Brief ::
Pictures do not belong in the copy; restate the records below word for word.

Provided records ::
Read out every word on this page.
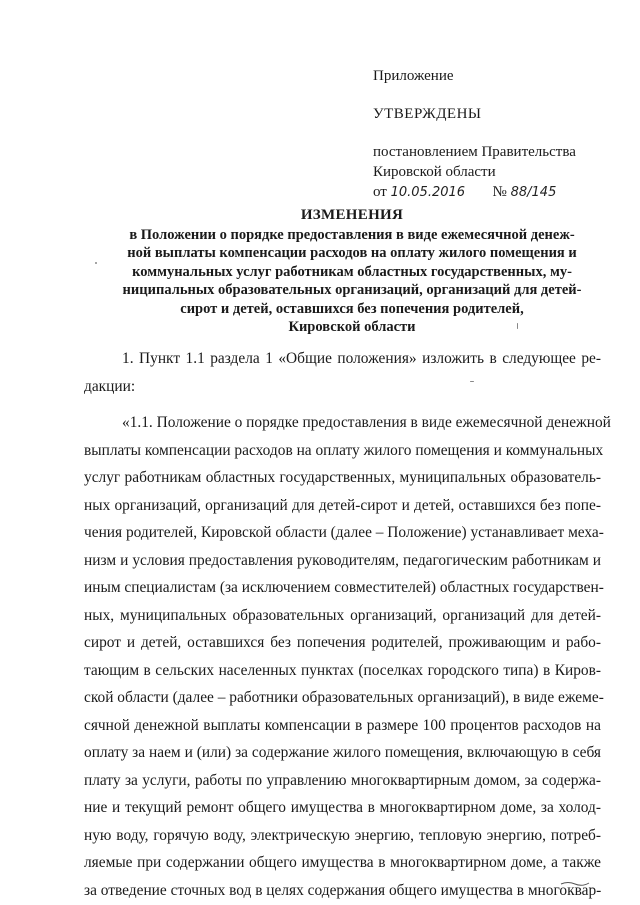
Приложение
УТВЕРЖДЕНЫ
постановлением Правительства
Кировской области
от 10.05.2016 № 88/145
ИЗМЕНЕНИЯ
в Положении о порядке предоставления в виде ежемесячной денеж-
ной выплаты компенсации расходов на оплату жилого помещения и
коммунальных услуг работникам областных государственных, му-
ниципальных образовательных организаций, организаций для детей-
сирот и детей, оставшихся без попечения родителей,
Кировской области
1. Пункт 1.1 раздела 1 «Общие положения» изложить в следующее ре-
дакции:
«1.1. Положение о порядке предоставления в виде ежемесячной денежной
выплаты компенсации расходов на оплату жилого помещения и коммунальных
услуг работникам областных государственных, муниципальных образователь-
ных организаций, организаций для детей-сирот и детей, оставшихся без попе-
чения родителей, Кировской области (далее – Положение) устанавливает меха-
низм и условия предоставления руководителям, педагогическим работникам и
иным специалистам (за исключением совместителей) областных государствен-
ных, муниципальных образовательных организаций, организаций для детей-
сирот и детей, оставшихся без попечения родителей, проживающим и рабо-
тающим в сельских населенных пунктах (поселках городского типа) в Киров-
ской области (далее – работники образовательных организаций), в виде ежеме-
сячной денежной выплаты компенсации в размере 100 процентов расходов на
оплату за наем и (или) за содержание жилого помещения, включающую в себя
плату за услуги, работы по управлению многоквартирным домом, за содержа-
ние и текущий ремонт общего имущества в многоквартирном доме, за холод-
ную воду, горячую воду, электрическую энергию, тепловую энергию, потреб-
ляемые при содержании общего имущества в многоквартирном доме, а также
за отведение сточных вод в целях содержания общего имущества в многоквар-
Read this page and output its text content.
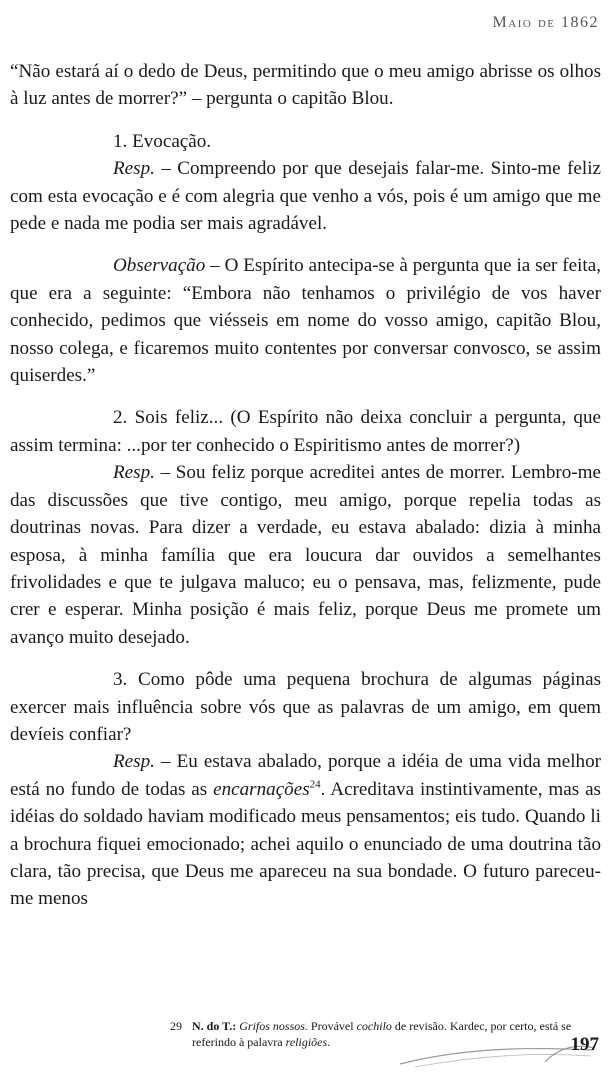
Maio de 1862

“Não estará aí o dedo de Deus, permitindo que o meu amigo abrisse os olhos à luz antes de morrer?” – pergunta o capitão Blou.

1. Evocação.

Resp. – Compreendo por que desejais falar-me. Sinto-me feliz com esta evocação e é com alegria que venho a vós, pois é um amigo que me pede e nada me podia ser mais agradável.

Observação – O Espírito antecipa-se à pergunta que ia ser feita, que era a seguinte: “Embora não tenhamos o privilégio de vos haver conhecido, pedimos que viésseis em nome do vosso amigo, capitão Blou, nosso colega, e ficaremos muito contentes por conversar convosco, se assim quiserdes.”

2. Sois feliz... (O Espírito não deixa concluir a pergunta, que assim termina: ...por ter conhecido o Espiritismo antes de morrer?)

Resp. – Sou feliz porque acreditei antes de morrer. Lembro-me das discussões que tive contigo, meu amigo, porque repelia todas as doutrinas novas. Para dizer a verdade, eu estava abalado: dizia à minha esposa, à minha família que era loucura dar ouvidos a semelhantes frivolidades e que te julgava maluco; eu o pensava, mas, felizmente, pude crer e esperar. Minha posição é mais feliz, porque Deus me promete um avanço muito desejado.

3. Como pôde uma pequena brochura de algumas páginas exercer mais influência sobre vós que as palavras de um amigo, em quem devíeis confiar?

Resp. – Eu estava abalado, porque a idéia de uma vida melhor está no fundo de todas as encarnações$^{24}$. Acreditava instintivamente, mas as idéias do soldado haviam modificado meus pensamentos; eis tudo. Quando li a brochura fiquei emocionado; achei aquilo o enunciado de uma doutrina tão clara, tão precisa, que Deus me apareceu na sua bondade. O futuro pareceu-me menos

29 N. do T.: Grifos nossos. Provável cochilo de revisão. Kardec, por certo, está se referindo à palavra religiões.	197
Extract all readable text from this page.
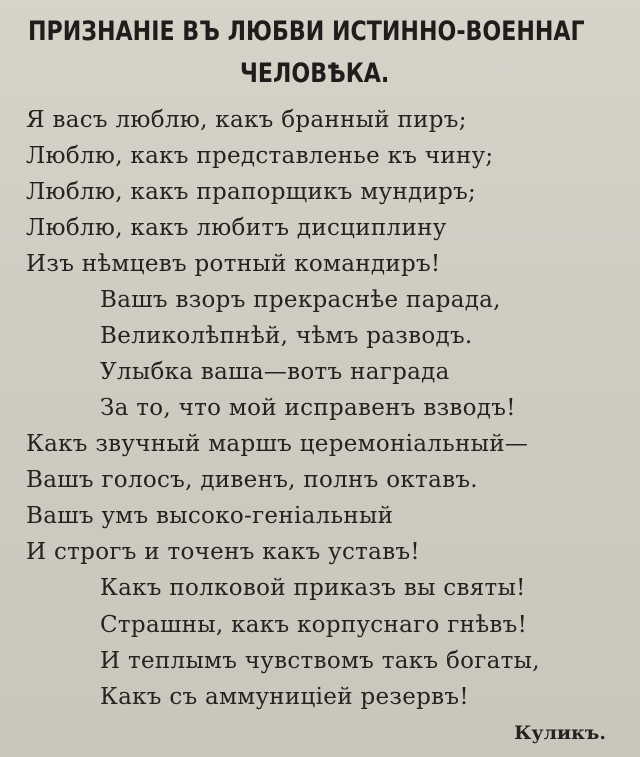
ПРИЗНАНІЕ ВЪ ЛЮБВИ ИСТИННО-ВОЕННАГ
ЧЕЛОВѢКА.
Я васъ люблю, какъ бранный пиръ;
Люблю, какъ представленье къ чину;
Люблю, какъ прапорщикъ мундиръ;
Люблю, какъ любитъ дисциплину
Изъ нѣмцевъ ротный командиръ!
Вашъ взоръ прекраснѣе парада,
Великолѣпнѣй, чѣмъ разводъ.
Улыбка ваша—вотъ награда
За то, что мой исправенъ взводъ!
Какъ звучный маршъ церемоніальный—
Вашъ голосъ, дивенъ, полнъ октавъ.
Вашъ умъ высоко-геніальный
И строгъ и точенъ какъ уставъ!
Какъ полковой приказъ вы святы!
Страшны, какъ корпуснаго гнѣвъ!
И теплымъ чувствомъ такъ богаты,
Какъ съ аммуниціей резервъ!
Куликъ.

Full output ::
Read out every word on this page.
Приложение
УТВЕРЖДЕНЫ
постановлением Правительства
Кировской области
от 10.05.2016 № 88/145
ИЗМЕНЕНИЯ
в Положении о порядке предоставления в виде ежемесячной денеж-
ной выплаты компенсации расходов на оплату жилого помещения и
коммунальных услуг работникам областных государственных, му-
ниципальных образовательных организаций, организаций для детей-
сирот и детей, оставшихся без попечения родителей,
Кировской области
1. Пункт 1.1 раздела 1 «Общие положения» изложить в следующее ре-
дакции:
«1.1. Положение о порядке предоставления в виде ежемесячной денежной
выплаты компенсации расходов на оплату жилого помещения и коммунальных
услуг работникам областных государственных, муниципальных образователь-
ных организаций, организаций для детей-сирот и детей, оставшихся без попе-
чения родителей, Кировской области (далее – Положение) устанавливает меха-
низм и условия предоставления руководителям, педагогическим работникам и
иным специалистам (за исключением совместителей) областных государствен-
ных, муниципальных образовательных организаций, организаций для детей-
сирот и детей, оставшихся без попечения родителей, проживающим и рабо-
тающим в сельских населенных пунктах (поселках городского типа) в Киров-
ской области (далее – работники образовательных организаций), в виде ежеме-
сячной денежной выплаты компенсации в размере 100 процентов расходов на
оплату за наем и (или) за содержание жилого помещения, включающую в себя
плату за услуги, работы по управлению многоквартирным домом, за содержа-
ние и текущий ремонт общего имущества в многоквартирном доме, за холод-
ную воду, горячую воду, электрическую энергию, тепловую энергию, потреб-
ляемые при содержании общего имущества в многоквартирном доме, а также
за отведение сточных вод в целях содержания общего имущества в многоквар-
Read this page and output its text content.
Maio de 1862

“Não estará aí o dedo de Deus, permitindo que o meu amigo abrisse os olhos à luz antes de morrer?” – pergunta o capitão Blou.

1. Evocação.

Resp. – Compreendo por que desejais falar-me. Sinto-me feliz com esta evocação e é com alegria que venho a vós, pois é um amigo que me pede e nada me podia ser mais agradável.

Observação – O Espírito antecipa-se à pergunta que ia ser feita, que era a seguinte: “Embora não tenhamos o privilégio de vos haver conhecido, pedimos que viésseis em nome do vosso amigo, capitão Blou, nosso colega, e ficaremos muito contentes por conversar convosco, se assim quiserdes.”

2. Sois feliz... (O Espírito não deixa concluir a pergunta, que assim termina: ...por ter conhecido o Espiritismo antes de morrer?)

Resp. – Sou feliz porque acreditei antes de morrer. Lembro-me das discussões que tive contigo, meu amigo, porque repelia todas as doutrinas novas. Para dizer a verdade, eu estava abalado: dizia à minha esposa, à minha família que era loucura dar ouvidos a semelhantes frivolidades e que te julgava maluco; eu o pensava, mas, felizmente, pude crer e esperar. Minha posição é mais feliz, porque Deus me promete um avanço muito desejado.

3. Como pôde uma pequena brochura de algumas páginas exercer mais influência sobre vós que as palavras de um amigo, em quem devíeis confiar?

Resp. – Eu estava abalado, porque a idéia de uma vida melhor está no fundo de todas as encarnações$^{24}$. Acreditava instintivamente, mas as idéias do soldado haviam modificado meus pensamentos; eis tudo. Quando li a brochura fiquei emocionado; achei aquilo o enunciado de uma doutrina tão clara, tão precisa, que Deus me apareceu na sua bondade. O futuro pareceu-me menos

29 N. do T.: Grifos nossos. Provável cochilo de revisão. Kardec, por certo, está se referindo à palavra religiões.	197
Extract all readable text from this page.
ПРИЗНАНІЕ ВЪ ЛЮБВИ ИСТИННО-ВОЕННАГ
ЧЕЛОВѢКА.
Я васъ люблю, какъ бранный пиръ;
Люблю, какъ представленье къ чину;
Люблю, какъ прапорщикъ мундиръ;
Люблю, какъ любитъ дисциплину
Изъ нѣмцевъ ротный командиръ!
Вашъ взоръ прекраснѣе парада,
Великолѣпнѣй, чѣмъ разводъ.
Улыбка ваша—вотъ награда
За то, что мой исправенъ взводъ!
Какъ звучный маршъ церемоніальный—
Вашъ голосъ, дивенъ, полнъ октавъ.
Вашъ умъ высоко-геніальный
И строгъ и точенъ какъ уставъ!
Какъ полковой приказъ вы святы!
Страшны, какъ корпуснаго гнѣвъ!
И теплымъ чувствомъ такъ богаты,
Какъ съ аммуниціей резервъ!
Куликъ.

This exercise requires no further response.